### Source records:
>>
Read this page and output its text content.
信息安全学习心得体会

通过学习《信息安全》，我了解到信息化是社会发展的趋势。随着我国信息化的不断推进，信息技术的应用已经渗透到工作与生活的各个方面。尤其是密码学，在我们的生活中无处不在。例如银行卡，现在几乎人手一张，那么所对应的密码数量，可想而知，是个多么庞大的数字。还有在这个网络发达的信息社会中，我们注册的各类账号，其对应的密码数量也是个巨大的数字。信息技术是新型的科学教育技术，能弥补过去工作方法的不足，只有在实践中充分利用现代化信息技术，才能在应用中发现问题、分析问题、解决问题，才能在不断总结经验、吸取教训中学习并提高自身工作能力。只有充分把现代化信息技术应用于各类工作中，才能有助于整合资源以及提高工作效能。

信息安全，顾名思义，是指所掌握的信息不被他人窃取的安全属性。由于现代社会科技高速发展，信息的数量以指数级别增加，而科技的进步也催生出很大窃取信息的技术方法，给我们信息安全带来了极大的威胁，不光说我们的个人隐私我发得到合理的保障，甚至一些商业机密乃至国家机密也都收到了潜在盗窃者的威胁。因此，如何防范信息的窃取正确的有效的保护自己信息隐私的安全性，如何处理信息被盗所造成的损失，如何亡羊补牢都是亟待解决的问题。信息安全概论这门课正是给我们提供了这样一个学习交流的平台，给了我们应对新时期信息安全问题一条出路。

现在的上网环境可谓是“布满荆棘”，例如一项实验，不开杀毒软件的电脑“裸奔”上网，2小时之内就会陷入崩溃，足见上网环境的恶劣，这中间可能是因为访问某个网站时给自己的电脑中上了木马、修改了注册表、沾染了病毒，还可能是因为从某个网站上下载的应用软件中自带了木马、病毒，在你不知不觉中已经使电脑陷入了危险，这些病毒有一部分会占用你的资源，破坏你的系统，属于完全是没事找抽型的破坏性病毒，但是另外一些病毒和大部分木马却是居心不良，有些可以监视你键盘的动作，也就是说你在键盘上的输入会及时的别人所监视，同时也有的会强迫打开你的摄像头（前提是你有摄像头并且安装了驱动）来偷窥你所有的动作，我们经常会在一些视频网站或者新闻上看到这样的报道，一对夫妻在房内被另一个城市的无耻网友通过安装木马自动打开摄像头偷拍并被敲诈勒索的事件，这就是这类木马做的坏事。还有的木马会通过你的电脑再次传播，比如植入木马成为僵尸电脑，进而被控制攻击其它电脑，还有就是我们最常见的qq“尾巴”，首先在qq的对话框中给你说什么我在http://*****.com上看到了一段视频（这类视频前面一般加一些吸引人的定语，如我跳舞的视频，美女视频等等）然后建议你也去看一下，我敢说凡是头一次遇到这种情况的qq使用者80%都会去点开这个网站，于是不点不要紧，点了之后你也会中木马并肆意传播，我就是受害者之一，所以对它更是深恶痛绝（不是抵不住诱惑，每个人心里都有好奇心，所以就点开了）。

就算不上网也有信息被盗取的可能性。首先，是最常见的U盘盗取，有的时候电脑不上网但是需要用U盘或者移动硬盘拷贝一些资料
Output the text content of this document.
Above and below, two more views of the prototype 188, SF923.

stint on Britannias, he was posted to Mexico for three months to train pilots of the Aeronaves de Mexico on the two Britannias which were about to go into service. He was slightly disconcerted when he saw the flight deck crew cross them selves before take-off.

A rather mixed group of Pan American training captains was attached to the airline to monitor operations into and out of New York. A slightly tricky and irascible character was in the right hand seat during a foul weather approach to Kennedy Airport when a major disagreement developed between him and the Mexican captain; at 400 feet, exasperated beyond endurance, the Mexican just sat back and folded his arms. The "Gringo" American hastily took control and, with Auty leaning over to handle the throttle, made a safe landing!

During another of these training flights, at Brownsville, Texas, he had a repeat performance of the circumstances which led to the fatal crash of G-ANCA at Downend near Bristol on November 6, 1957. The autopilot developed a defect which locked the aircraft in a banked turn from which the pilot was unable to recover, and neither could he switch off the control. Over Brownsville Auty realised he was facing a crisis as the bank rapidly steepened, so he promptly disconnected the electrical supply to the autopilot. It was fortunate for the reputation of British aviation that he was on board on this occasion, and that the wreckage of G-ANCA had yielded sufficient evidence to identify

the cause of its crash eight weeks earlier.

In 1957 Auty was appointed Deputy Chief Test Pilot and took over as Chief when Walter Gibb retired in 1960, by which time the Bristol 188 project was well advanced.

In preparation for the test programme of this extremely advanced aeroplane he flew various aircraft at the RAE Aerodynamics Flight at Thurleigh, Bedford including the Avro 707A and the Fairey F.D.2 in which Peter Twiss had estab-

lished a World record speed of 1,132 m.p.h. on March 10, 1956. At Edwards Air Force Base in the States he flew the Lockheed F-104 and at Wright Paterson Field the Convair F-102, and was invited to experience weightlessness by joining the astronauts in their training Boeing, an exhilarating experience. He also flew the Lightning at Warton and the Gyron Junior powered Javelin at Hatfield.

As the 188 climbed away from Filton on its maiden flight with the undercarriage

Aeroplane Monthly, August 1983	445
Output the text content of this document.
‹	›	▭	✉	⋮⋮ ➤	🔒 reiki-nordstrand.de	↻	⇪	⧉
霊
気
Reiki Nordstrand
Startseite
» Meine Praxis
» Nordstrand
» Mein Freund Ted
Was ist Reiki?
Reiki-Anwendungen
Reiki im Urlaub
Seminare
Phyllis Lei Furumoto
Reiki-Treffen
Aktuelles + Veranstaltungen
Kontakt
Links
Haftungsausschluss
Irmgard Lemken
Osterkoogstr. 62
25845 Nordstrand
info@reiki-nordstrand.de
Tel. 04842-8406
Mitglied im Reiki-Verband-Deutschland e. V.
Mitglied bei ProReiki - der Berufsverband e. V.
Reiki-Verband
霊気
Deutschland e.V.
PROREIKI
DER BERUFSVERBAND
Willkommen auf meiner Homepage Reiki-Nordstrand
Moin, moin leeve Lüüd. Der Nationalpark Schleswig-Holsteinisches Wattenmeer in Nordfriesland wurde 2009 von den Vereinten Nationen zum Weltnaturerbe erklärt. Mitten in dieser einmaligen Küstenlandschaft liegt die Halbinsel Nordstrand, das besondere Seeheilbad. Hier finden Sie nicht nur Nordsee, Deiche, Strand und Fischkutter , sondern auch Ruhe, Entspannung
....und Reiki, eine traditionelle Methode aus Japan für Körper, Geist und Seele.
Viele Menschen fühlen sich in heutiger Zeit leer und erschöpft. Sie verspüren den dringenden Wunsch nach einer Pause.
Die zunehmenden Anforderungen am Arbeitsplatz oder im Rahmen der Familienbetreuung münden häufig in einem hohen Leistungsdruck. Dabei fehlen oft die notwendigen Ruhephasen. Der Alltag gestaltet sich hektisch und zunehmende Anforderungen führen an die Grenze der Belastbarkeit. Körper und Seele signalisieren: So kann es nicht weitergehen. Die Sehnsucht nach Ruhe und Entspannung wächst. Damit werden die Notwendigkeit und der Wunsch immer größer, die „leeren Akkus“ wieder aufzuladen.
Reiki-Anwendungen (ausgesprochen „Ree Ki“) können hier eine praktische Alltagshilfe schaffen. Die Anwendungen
<<
### Written problem:
Extract each entry in full, exactly as given.

### Response to the task:
Read this page and output its text content.
信息安全学习心得体会

通过学习《信息安全》，我了解到信息化是社会发展的趋势。随着我国信息化的不断推进，信息技术的应用已经渗透到工作与生活的各个方面。尤其是密码学，在我们的生活中无处不在。例如银行卡，现在几乎人手一张，那么所对应的密码数量，可想而知，是个多么庞大的数字。还有在这个网络发达的信息社会中，我们注册的各类账号，其对应的密码数量也是个巨大的数字。信息技术是新型的科学教育技术，能弥补过去工作方法的不足，只有在实践中充分利用现代化信息技术，才能在应用中发现问题、分析问题、解决问题，才能在不断总结经验、吸取教训中学习并提高自身工作能力。只有充分把现代化信息技术应用于各类工作中，才能有助于整合资源以及提高工作效能。

信息安全，顾名思义，是指所掌握的信息不被他人窃取的安全属性。由于现代社会科技高速发展，信息的数量以指数级别增加，而科技的进步也催生出很大窃取信息的技术方法，给我们信息安全带来了极大的威胁，不光说我们的个人隐私我发得到合理的保障，甚至一些商业机密乃至国家机密也都收到了潜在盗窃者的威胁。因此，如何防范信息的窃取正确的有效的保护自己信息隐私的安全性，如何处理信息被盗所造成的损失，如何亡羊补牢都是亟待解决的问题。信息安全概论这门课正是给我们提供了这样一个学习交流的平台，给了我们应对新时期信息安全问题一条出路。

现在的上网环境可谓是“布满荆棘”，例如一项实验，不开杀毒软件的电脑“裸奔”上网，2小时之内就会陷入崩溃，足见上网环境的恶劣，这中间可能是因为访问某个网站时给自己的电脑中上了木马、修改了注册表、沾染了病毒，还可能是因为从某个网站上下载的应用软件中自带了木马、病毒，在你不知不觉中已经使电脑陷入了危险，这些病毒有一部分会占用你的资源，破坏你的系统，属于完全是没事找抽型的破坏性病毒，但是另外一些病毒和大部分木马却是居心不良，有些可以监视你键盘的动作，也就是说你在键盘上的输入会及时的别人所监视，同时也有的会强迫打开你的摄像头（前提是你有摄像头并且安装了驱动）来偷窥你所有的动作，我们经常会在一些视频网站或者新闻上看到这样的报道，一对夫妻在房内被另一个城市的无耻网友通过安装木马自动打开摄像头偷拍并被敲诈勒索的事件，这就是这类木马做的坏事。还有的木马会通过你的电脑再次传播，比如植入木马成为僵尸电脑，进而被控制攻击其它电脑，还有就是我们最常见的qq“尾巴”，首先在qq的对话框中给你说什么我在http://*****.com上看到了一段视频（这类视频前面一般加一些吸引人的定语，如我跳舞的视频，美女视频等等）然后建议你也去看一下，我敢说凡是头一次遇到这种情况的qq使用者80%都会去点开这个网站，于是不点不要紧，点了之后你也会中木马并肆意传播，我就是受害者之一，所以对它更是深恶痛绝（不是抵不住诱惑，每个人心里都有好奇心，所以就点开了）。

就算不上网也有信息被盗取的可能性。首先，是最常见的U盘盗取，有的时候电脑不上网但是需要用U盘或者移动硬盘拷贝一些资料
Output the text content of this document.
Above and below, two more views of the prototype 188, SF923.

stint on Britannias, he was posted to Mexico for three months to train pilots of the Aeronaves de Mexico on the two Britannias which were about to go into service. He was slightly disconcerted when he saw the flight deck crew cross them selves before take-off.

A rather mixed group of Pan American training captains was attached to the airline to monitor operations into and out of New York. A slightly tricky and irascible character was in the right hand seat during a foul weather approach to Kennedy Airport when a major disagreement developed between him and the Mexican captain; at 400 feet, exasperated beyond endurance, the Mexican just sat back and folded his arms. The "Gringo" American hastily took control and, with Auty leaning over to handle the throttle, made a safe landing!

During another of these training flights, at Brownsville, Texas, he had a repeat performance of the circumstances which led to the fatal crash of G-ANCA at Downend near Bristol on November 6, 1957. The autopilot developed a defect which locked the aircraft in a banked turn from which the pilot was unable to recover, and neither could he switch off the control. Over Brownsville Auty realised he was facing a crisis as the bank rapidly steepened, so he promptly disconnected the electrical supply to the autopilot. It was fortunate for the reputation of British aviation that he was on board on this occasion, and that the wreckage of G-ANCA had yielded sufficient evidence to identify

the cause of its crash eight weeks earlier.

In 1957 Auty was appointed Deputy Chief Test Pilot and took over as Chief when Walter Gibb retired in 1960, by which time the Bristol 188 project was well advanced.

In preparation for the test programme of this extremely advanced aeroplane he flew various aircraft at the RAE Aerodynamics Flight at Thurleigh, Bedford including the Avro 707A and the Fairey F.D.2 in which Peter Twiss had estab-

lished a World record speed of 1,132 m.p.h. on March 10, 1956. At Edwards Air Force Base in the States he flew the Lockheed F-104 and at Wright Paterson Field the Convair F-102, and was invited to experience weightlessness by joining the astronauts in their training Boeing, an exhilarating experience. He also flew the Lightning at Warton and the Gyron Junior powered Javelin at Hatfield.

As the 188 climbed away from Filton on its maiden flight with the undercarriage

Aeroplane Monthly, August 1983	445
Output the text content of this document.
‹	›	▭	✉	⋮⋮ ➤	🔒 reiki-nordstrand.de	↻	⇪	⧉
霊
気
Reiki Nordstrand
Startseite
» Meine Praxis
» Nordstrand
» Mein Freund Ted
Was ist Reiki?
Reiki-Anwendungen
Reiki im Urlaub
Seminare
Phyllis Lei Furumoto
Reiki-Treffen
Aktuelles + Veranstaltungen
Kontakt
Links
Haftungsausschluss
Irmgard Lemken
Osterkoogstr. 62
25845 Nordstrand
info@reiki-nordstrand.de
Tel. 04842-8406
Mitglied im Reiki-Verband-Deutschland e. V.
Mitglied bei ProReiki - der Berufsverband e. V.
Reiki-Verband
霊気
Deutschland e.V.
PROREIKI
DER BERUFSVERBAND
Willkommen auf meiner Homepage Reiki-Nordstrand
Moin, moin leeve Lüüd. Der Nationalpark Schleswig-Holsteinisches Wattenmeer in Nordfriesland wurde 2009 von den Vereinten Nationen zum Weltnaturerbe erklärt. Mitten in dieser einmaligen Küstenlandschaft liegt die Halbinsel Nordstrand, das besondere Seeheilbad. Hier finden Sie nicht nur Nordsee, Deiche, Strand und Fischkutter , sondern auch Ruhe, Entspannung
....und Reiki, eine traditionelle Methode aus Japan für Körper, Geist und Seele.
Viele Menschen fühlen sich in heutiger Zeit leer und erschöpft. Sie verspüren den dringenden Wunsch nach einer Pause.
Die zunehmenden Anforderungen am Arbeitsplatz oder im Rahmen der Familienbetreuung münden häufig in einem hohen Leistungsdruck. Dabei fehlen oft die notwendigen Ruhephasen. Der Alltag gestaltet sich hektisch und zunehmende Anforderungen führen an die Grenze der Belastbarkeit. Körper und Seele signalisieren: So kann es nicht weitergehen. Die Sehnsucht nach Ruhe und Entspannung wächst. Damit werden die Notwendigkeit und der Wunsch immer größer, die „leeren Akkus“ wieder aufzuladen.
Reiki-Anwendungen (ausgesprochen „Ree Ki“) können hier eine praktische Alltagshilfe schaffen. Die Anwendungen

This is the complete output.